Description of the task — Work out how many lines of the listing hold "this", then state only that count.

Start Supplied records

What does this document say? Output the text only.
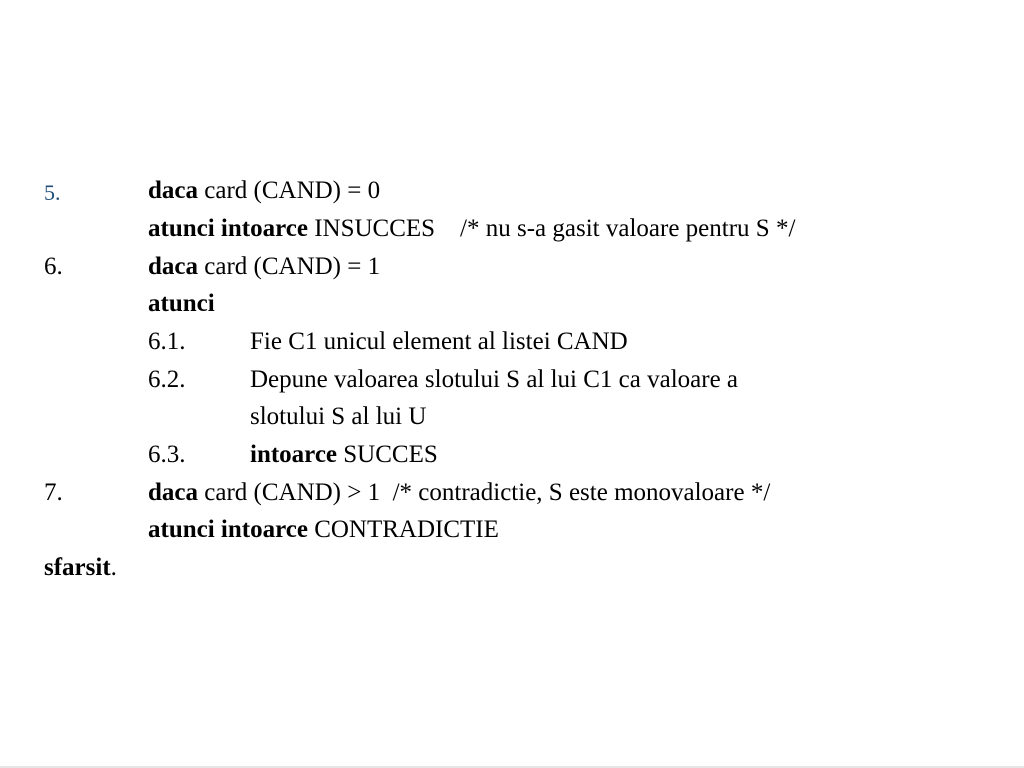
5.	daca card (CAND) = 0
atunci intoarce INSUCCES    /* nu s-a gasit valoare pentru S */
6.	daca card (CAND) = 1
atunci
6.1.	Fie C1 unicul element al listei CAND
6.2.	Depune valoarea slotului S al lui C1 ca valoare a
slotului S al lui U
6.3.	intoarce SUCCES
7.	daca card (CAND) > 1  /* contradictie, S este monovaloare */
atunci intoarce CONTRADICTIE
sfarsit.
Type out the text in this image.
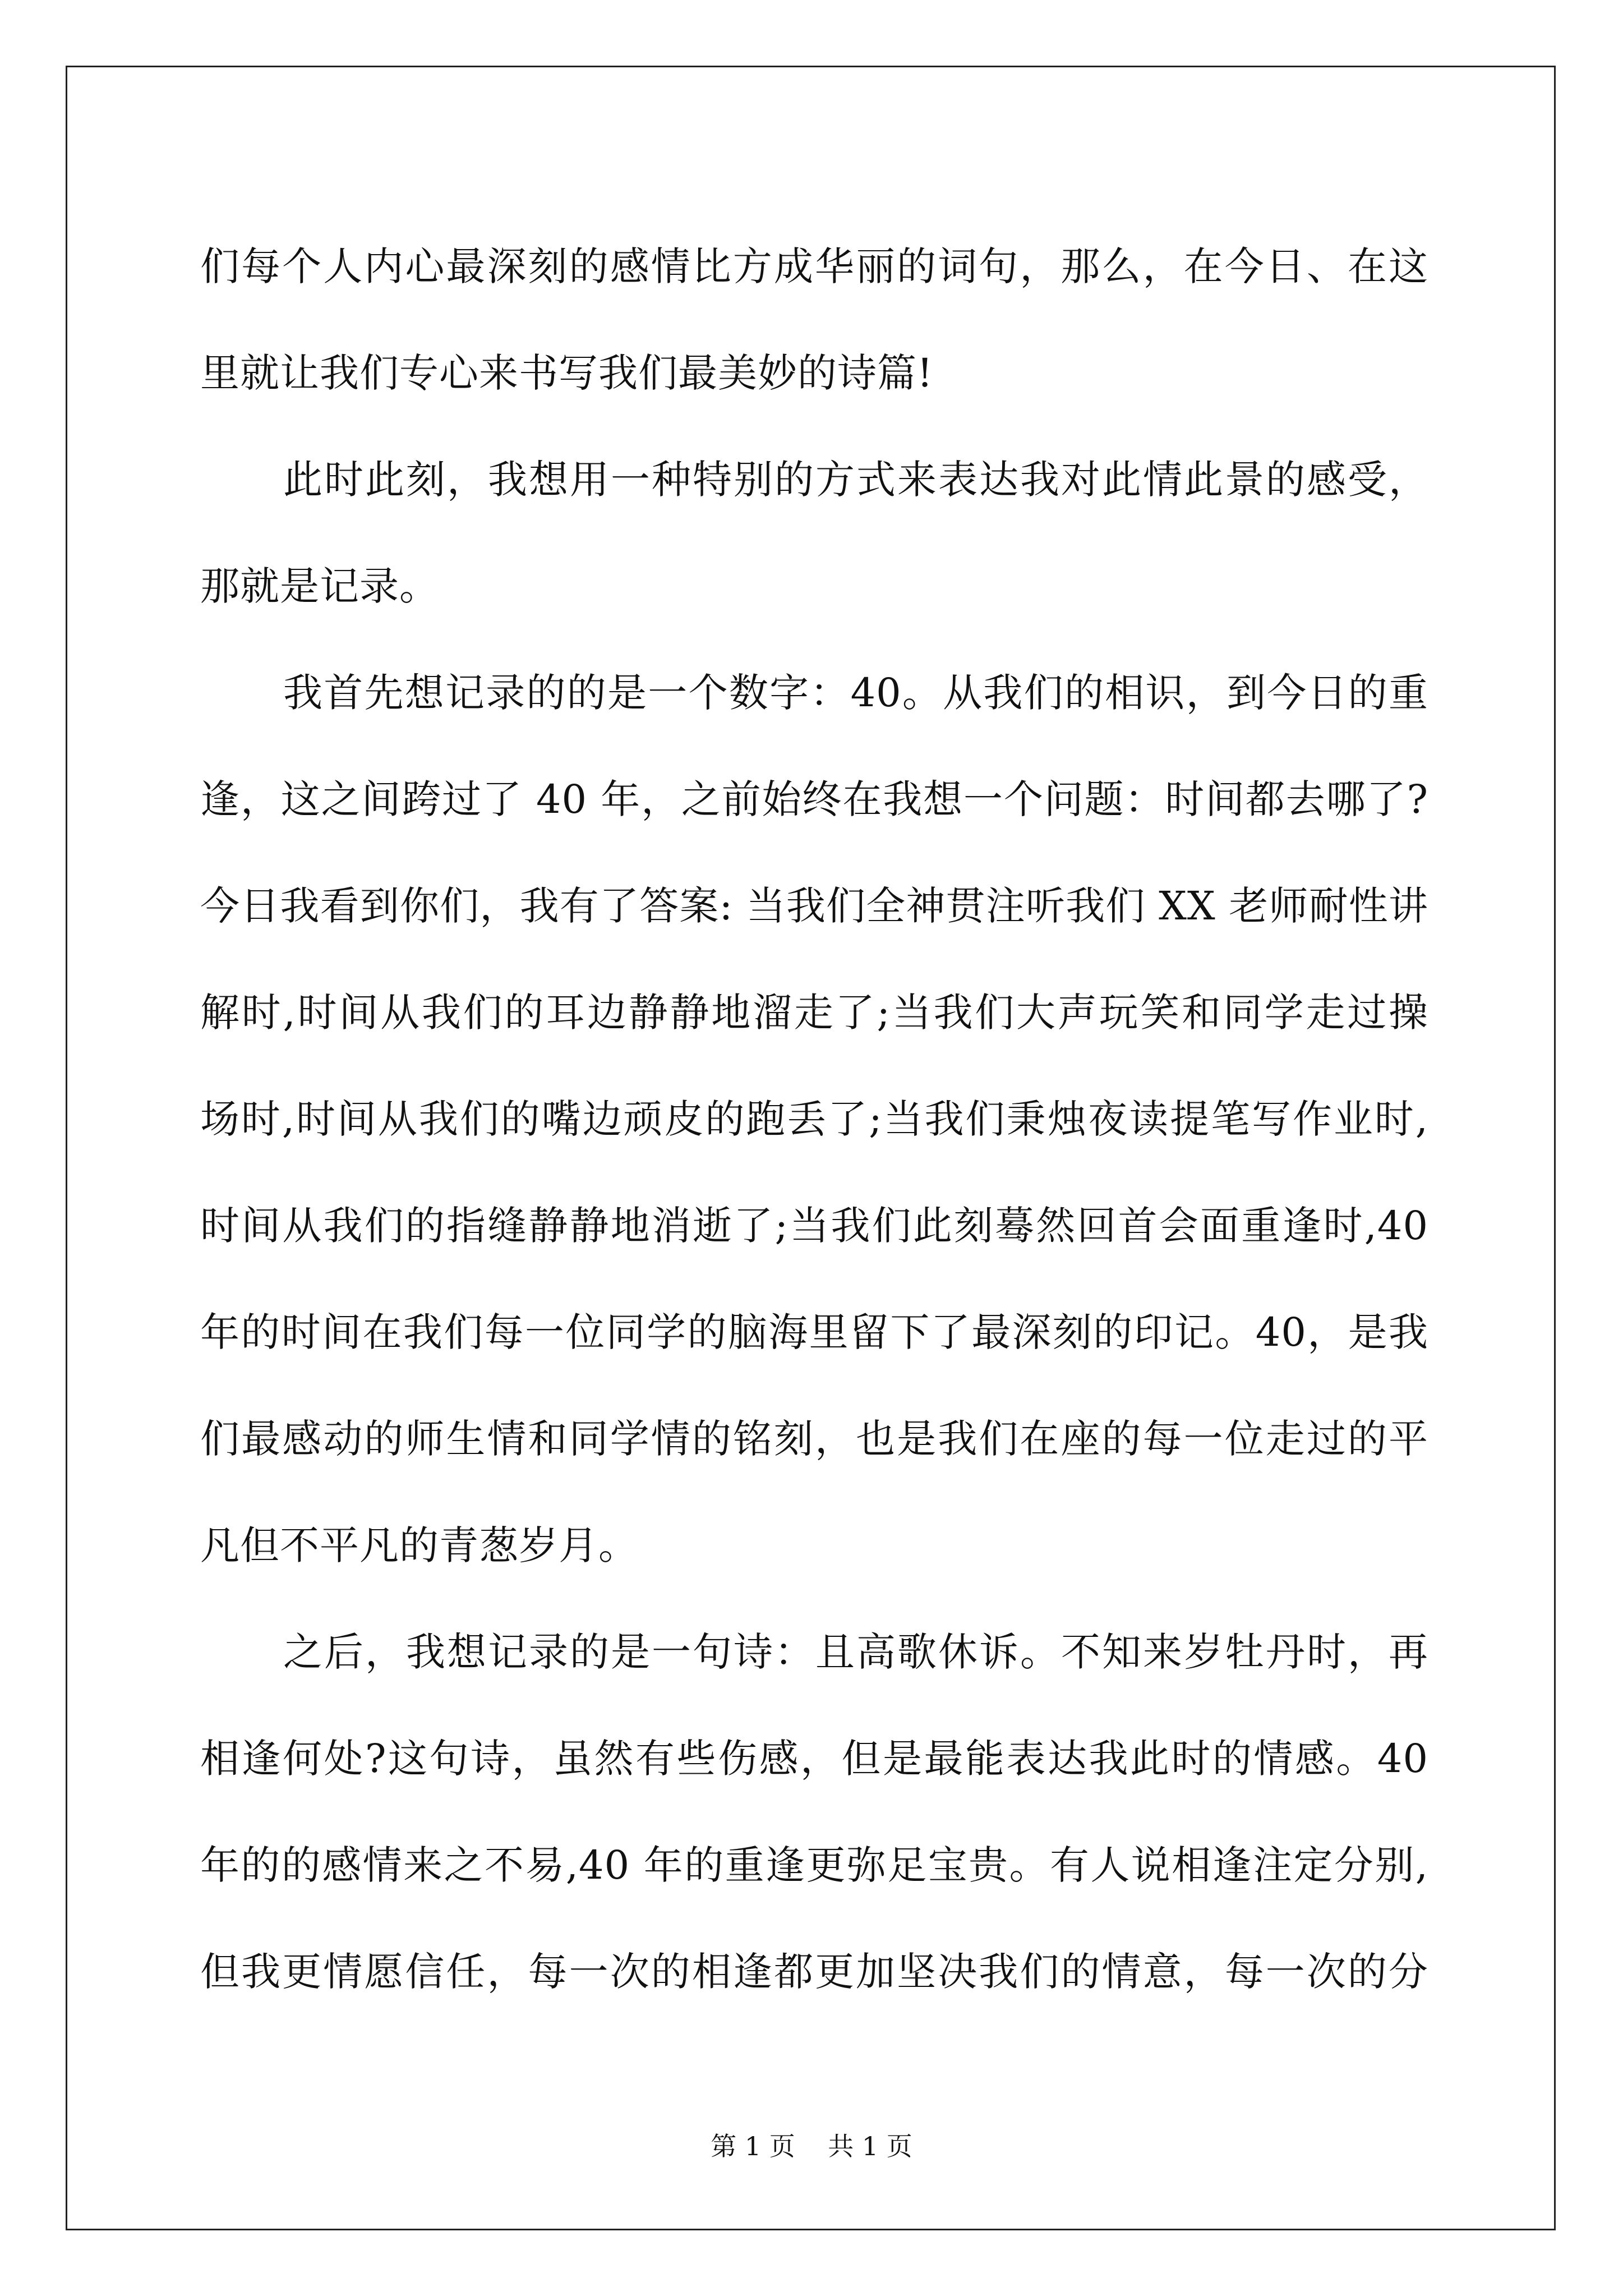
们每个人内心最深刻的感情比方成华丽的词句，那么，在今日、在这
里就让我们专心来书写我们最美妙的诗篇!

此时此刻，我想用一种特别的方式来表达我对此情此景的感受，
那就是记录。

我首先想记录的的是一个数字：40。从我们的相识，到今日的重
逢，这之间跨过了 40 年，之前始终在我想一个问题：时间都去哪了?
今日我看到你们，我有了答案: 当我们全神贯注听我们 XX 老师耐性讲
解时,时间从我们的耳边静静地溜走了;当我们大声玩笑和同学走过操
场时,时间从我们的嘴边顽皮的跑丢了;当我们秉烛夜读提笔写作业时,
时间从我们的指缝静静地消逝了;当我们此刻蓦然回首会面重逢时,40
年的时间在我们每一位同学的脑海里留下了最深刻的印记。40，是我
们最感动的师生情和同学情的铭刻，也是我们在座的每一位走过的平
凡但不平凡的青葱岁月。

之后，我想记录的是一句诗：且高歌休诉。不知来岁牡丹时，再
相逢何处?这句诗，虽然有些伤感，但是最能表达我此时的情感。40
年的的感情来之不易,40 年的重逢更弥足宝贵。有人说相逢注定分别,
但我更情愿信任，每一次的相逢都更加坚决我们的情意，每一次的分

第 1 页    共 1 页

End Supplied records

Task answer — 2